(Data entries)
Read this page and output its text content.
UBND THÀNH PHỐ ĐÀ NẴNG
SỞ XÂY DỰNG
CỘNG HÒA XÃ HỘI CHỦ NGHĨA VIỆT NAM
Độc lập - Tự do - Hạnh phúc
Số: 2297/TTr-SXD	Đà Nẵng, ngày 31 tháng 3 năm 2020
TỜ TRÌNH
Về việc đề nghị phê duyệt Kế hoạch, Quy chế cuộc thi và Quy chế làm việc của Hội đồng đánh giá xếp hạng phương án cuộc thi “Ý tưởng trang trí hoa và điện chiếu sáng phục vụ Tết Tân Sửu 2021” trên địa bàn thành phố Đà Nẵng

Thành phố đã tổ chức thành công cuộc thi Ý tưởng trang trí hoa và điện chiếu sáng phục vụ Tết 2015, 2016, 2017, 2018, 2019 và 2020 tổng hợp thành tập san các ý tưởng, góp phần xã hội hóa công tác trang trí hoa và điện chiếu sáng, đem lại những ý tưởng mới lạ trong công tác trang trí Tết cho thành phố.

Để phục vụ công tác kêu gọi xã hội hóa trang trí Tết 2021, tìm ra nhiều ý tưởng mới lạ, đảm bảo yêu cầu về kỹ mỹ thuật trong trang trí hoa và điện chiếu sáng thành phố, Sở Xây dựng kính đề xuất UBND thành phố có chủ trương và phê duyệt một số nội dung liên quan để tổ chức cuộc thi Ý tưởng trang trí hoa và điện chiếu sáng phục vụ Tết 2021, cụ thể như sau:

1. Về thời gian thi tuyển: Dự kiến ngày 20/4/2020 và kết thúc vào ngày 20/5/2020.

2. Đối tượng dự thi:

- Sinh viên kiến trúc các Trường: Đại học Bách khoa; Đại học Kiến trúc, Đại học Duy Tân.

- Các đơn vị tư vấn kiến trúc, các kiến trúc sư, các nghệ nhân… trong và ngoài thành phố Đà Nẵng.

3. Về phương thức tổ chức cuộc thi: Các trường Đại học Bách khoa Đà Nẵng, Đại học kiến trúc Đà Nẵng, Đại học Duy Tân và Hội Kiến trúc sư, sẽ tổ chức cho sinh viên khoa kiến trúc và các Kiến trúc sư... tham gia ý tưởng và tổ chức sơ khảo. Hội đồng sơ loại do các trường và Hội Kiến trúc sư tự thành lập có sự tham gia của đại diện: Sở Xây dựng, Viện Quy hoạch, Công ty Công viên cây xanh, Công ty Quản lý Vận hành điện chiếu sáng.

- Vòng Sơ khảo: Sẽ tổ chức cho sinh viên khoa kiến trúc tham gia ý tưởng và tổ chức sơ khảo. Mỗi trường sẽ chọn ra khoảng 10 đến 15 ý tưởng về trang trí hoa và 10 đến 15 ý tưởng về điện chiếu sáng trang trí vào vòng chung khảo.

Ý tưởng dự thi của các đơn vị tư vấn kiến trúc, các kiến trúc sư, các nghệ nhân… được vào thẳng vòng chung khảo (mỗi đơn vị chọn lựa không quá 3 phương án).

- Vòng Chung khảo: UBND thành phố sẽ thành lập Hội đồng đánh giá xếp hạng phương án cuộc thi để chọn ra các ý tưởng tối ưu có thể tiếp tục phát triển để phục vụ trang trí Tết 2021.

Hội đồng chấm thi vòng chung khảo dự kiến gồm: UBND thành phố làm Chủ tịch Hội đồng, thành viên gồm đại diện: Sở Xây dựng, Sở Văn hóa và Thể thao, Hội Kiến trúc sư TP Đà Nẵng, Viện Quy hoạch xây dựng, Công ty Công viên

● What this task involves: Pull every line holding "UBND" out of the records.

● Result below:
UBND THÀNH PHỐ ĐÀ NẴNG
Để phục vụ công tác kêu gọi xã hội hóa trang trí Tết 2021, tìm ra nhiều ý tưởng mới lạ, đảm bảo yêu cầu về kỹ mỹ thuật trong trang trí hoa và điện chiếu sáng thành phố, Sở Xây dựng kính đề xuất UBND thành phố có chủ trương và phê duyệt một số nội dung liên quan để tổ chức cuộc thi Ý tưởng trang trí hoa và điện chiếu sáng phục vụ Tết 2021, cụ thể như sau:
- Vòng Chung khảo: UBND thành phố sẽ thành lập Hội đồng đánh giá xếp hạng phương án cuộc thi để chọn ra các ý tưởng tối ưu có thể tiếp tục phát triển để phục vụ trang trí Tết 2021.
Hội đồng chấm thi vòng chung khảo dự kiến gồm: UBND thành phố làm Chủ tịch Hội đồng, thành viên gồm đại diện: Sở Xây dựng, Sở Văn hóa và Thể thao, Hội Kiến trúc sư TP Đà Nẵng, Viện Quy hoạch xây dựng, Công ty Công viên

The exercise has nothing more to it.